__AIM OF THE TASK__.
Transcribe every line exactly and omit anything that is a picture.

__TASK DATA__.
- - -

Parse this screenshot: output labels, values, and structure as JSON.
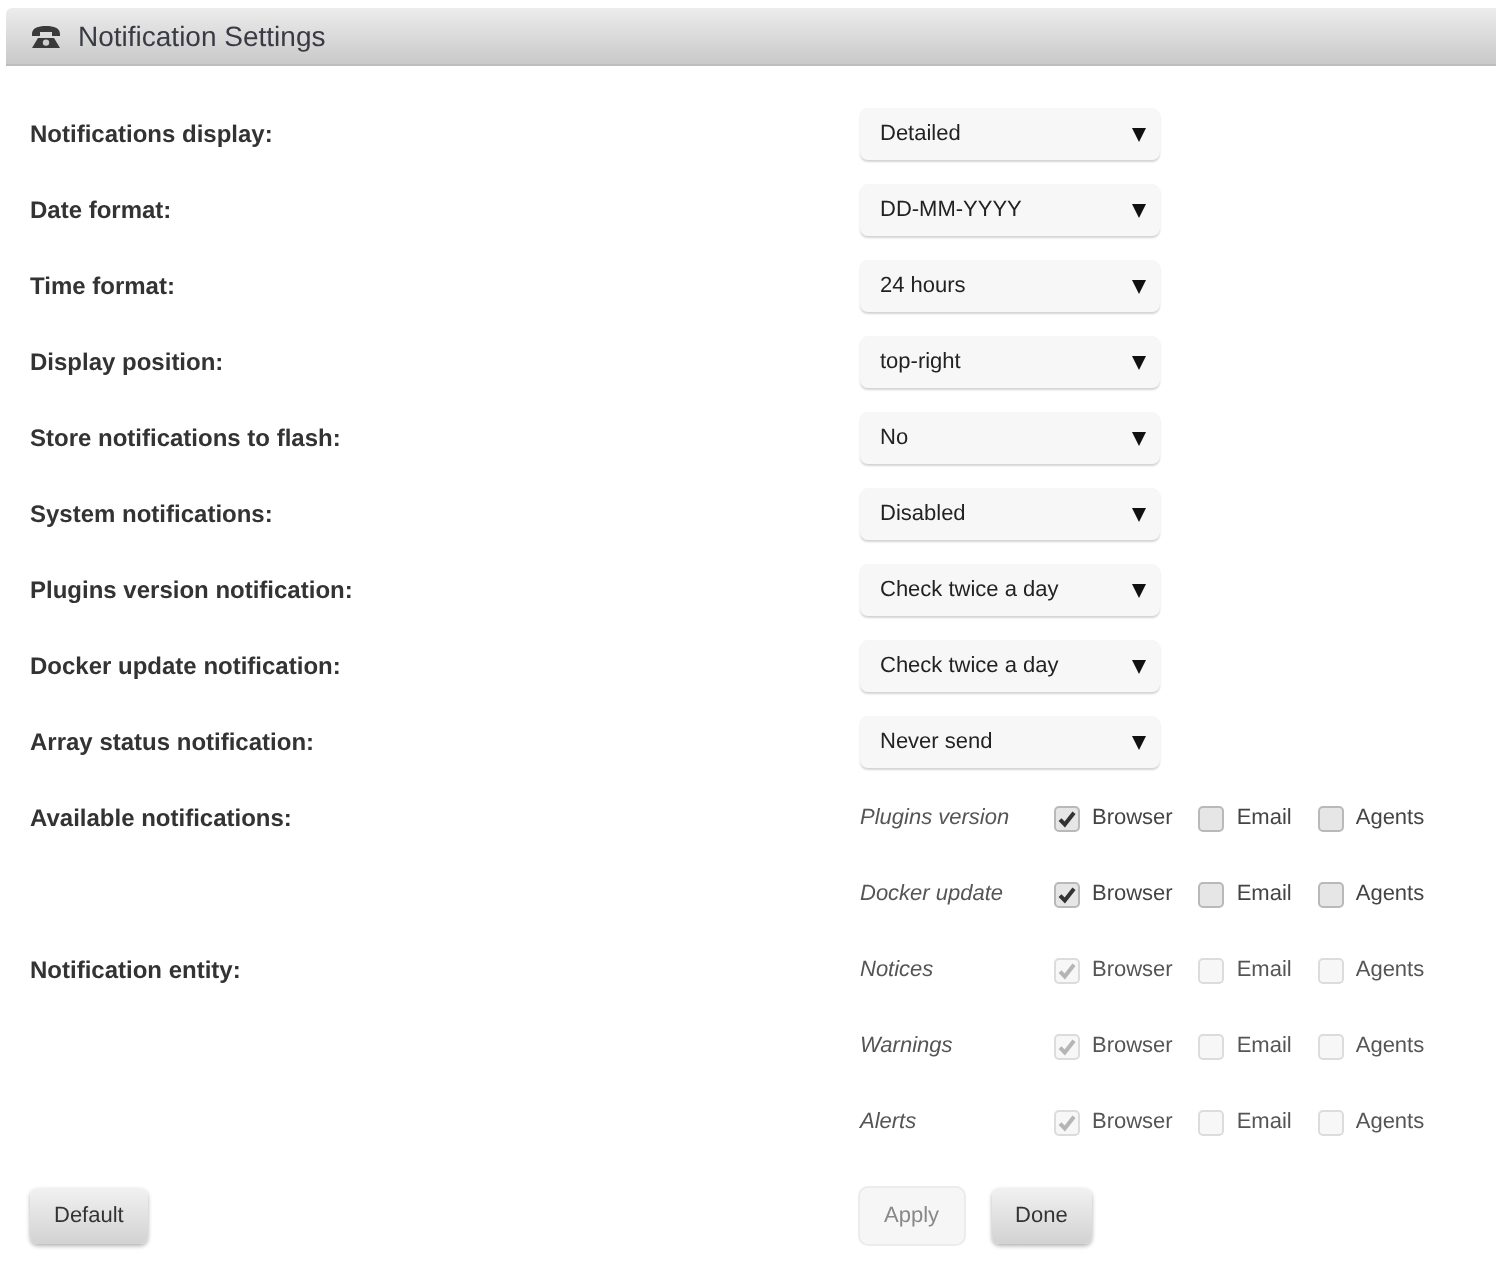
{
  "header": {
    "title": "Notification Settings"
  },
  "settings": [
    {
      "label": "Notifications display:",
      "value": "Detailed"
    },
    {
      "label": "Date format:",
      "value": "DD-MM-YYYY"
    },
    {
      "label": "Time format:",
      "value": "24 hours"
    },
    {
      "label": "Display position:",
      "value": "top-right"
    },
    {
      "label": "Store notifications to flash:",
      "value": "No"
    },
    {
      "label": "System notifications:",
      "value": "Disabled"
    },
    {
      "label": "Plugins version notification:",
      "value": "Check twice a day"
    },
    {
      "label": "Docker update notification:",
      "value": "Check twice a day"
    },
    {
      "label": "Array status notification:",
      "value": "Never send"
    }
  ],
  "groups": [
    {
      "label": "Available notifications:",
      "items": [
        {
          "name": "Plugins version",
          "options": [
            {
              "label": "Browser",
              "checked": true,
              "disabled": false
            },
            {
              "label": "Email",
              "checked": false,
              "disabled": false
            },
            {
              "label": "Agents",
              "checked": false,
              "disabled": false
            }
          ]
        },
        {
          "name": "Docker update",
          "options": [
            {
              "label": "Browser",
              "checked": true,
              "disabled": false
            },
            {
              "label": "Email",
              "checked": false,
              "disabled": false
            },
            {
              "label": "Agents",
              "checked": false,
              "disabled": false
            }
          ]
        }
      ]
    },
    {
      "label": "Notification entity:",
      "items": [
        {
          "name": "Notices",
          "options": [
            {
              "label": "Browser",
              "checked": true,
              "disabled": true
            },
            {
              "label": "Email",
              "checked": false,
              "disabled": true
            },
            {
              "label": "Agents",
              "checked": false,
              "disabled": true
            }
          ]
        },
        {
          "name": "Warnings",
          "options": [
            {
              "label": "Browser",
              "checked": true,
              "disabled": true
            },
            {
              "label": "Email",
              "checked": false,
              "disabled": true
            },
            {
              "label": "Agents",
              "checked": false,
              "disabled": true
            }
          ]
        },
        {
          "name": "Alerts",
          "options": [
            {
              "label": "Browser",
              "checked": true,
              "disabled": true
            },
            {
              "label": "Email",
              "checked": false,
              "disabled": true
            },
            {
              "label": "Agents",
              "checked": false,
              "disabled": true
            }
          ]
        }
      ]
    }
  ],
  "left_buttons": [
    {
      "label": "Default",
      "disabled": false
    }
  ],
  "right_buttons": [
    {
      "label": "Apply",
      "disabled": true
    },
    {
      "label": "Done",
      "disabled": false
    }
  ]
}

- - -

__TASK RESPONSE__.
Parse this screenshot: output labels, values, and structure as JSON.
{
  "header": {
    "title": "Notification Settings"
  },
  "settings": [
    {
      "label": "Notifications display:",
      "value": "Detailed"
    },
    {
      "label": "Date format:",
      "value": "DD-MM-YYYY"
    },
    {
      "label": "Time format:",
      "value": "24 hours"
    },
    {
      "label": "Display position:",
      "value": "top-right"
    },
    {
      "label": "Store notifications to flash:",
      "value": "No"
    },
    {
      "label": "System notifications:",
      "value": "Disabled"
    },
    {
      "label": "Plugins version notification:",
      "value": "Check twice a day"
    },
    {
      "label": "Docker update notification:",
      "value": "Check twice a day"
    },
    {
      "label": "Array status notification:",
      "value": "Never send"
    }
  ],
  "groups": [
    {
      "label": "Available notifications:",
      "items": [
        {
          "name": "Plugins version",
          "options": [
            {
              "label": "Browser",
              "checked": true,
              "disabled": false
            },
            {
              "label": "Email",
              "checked": false,
              "disabled": false
            },
            {
              "label": "Agents",
              "checked": false,
              "disabled": false
            }
          ]
        },
        {
          "name": "Docker update",
          "options": [
            {
              "label": "Browser",
              "checked": true,
              "disabled": false
            },
            {
              "label": "Email",
              "checked": false,
              "disabled": false
            },
            {
              "label": "Agents",
              "checked": false,
              "disabled": false
            }
          ]
        }
      ]
    },
    {
      "label": "Notification entity:",
      "items": [
        {
          "name": "Notices",
          "options": [
            {
              "label": "Browser",
              "checked": true,
              "disabled": true
            },
            {
              "label": "Email",
              "checked": false,
              "disabled": true
            },
            {
              "label": "Agents",
              "checked": false,
              "disabled": true
            }
          ]
        },
        {
          "name": "Warnings",
          "options": [
            {
              "label": "Browser",
              "checked": true,
              "disabled": true
            },
            {
              "label": "Email",
              "checked": false,
              "disabled": true
            },
            {
              "label": "Agents",
              "checked": false,
              "disabled": true
            }
          ]
        },
        {
          "name": "Alerts",
          "options": [
            {
              "label": "Browser",
              "checked": true,
              "disabled": true
            },
            {
              "label": "Email",
              "checked": false,
              "disabled": true
            },
            {
              "label": "Agents",
              "checked": false,
              "disabled": true
            }
          ]
        }
      ]
    }
  ],
  "left_buttons": [
    {
      "label": "Default",
      "disabled": false
    }
  ],
  "right_buttons": [
    {
      "label": "Apply",
      "disabled": true
    },
    {
      "label": "Done",
      "disabled": false
    }
  ]
}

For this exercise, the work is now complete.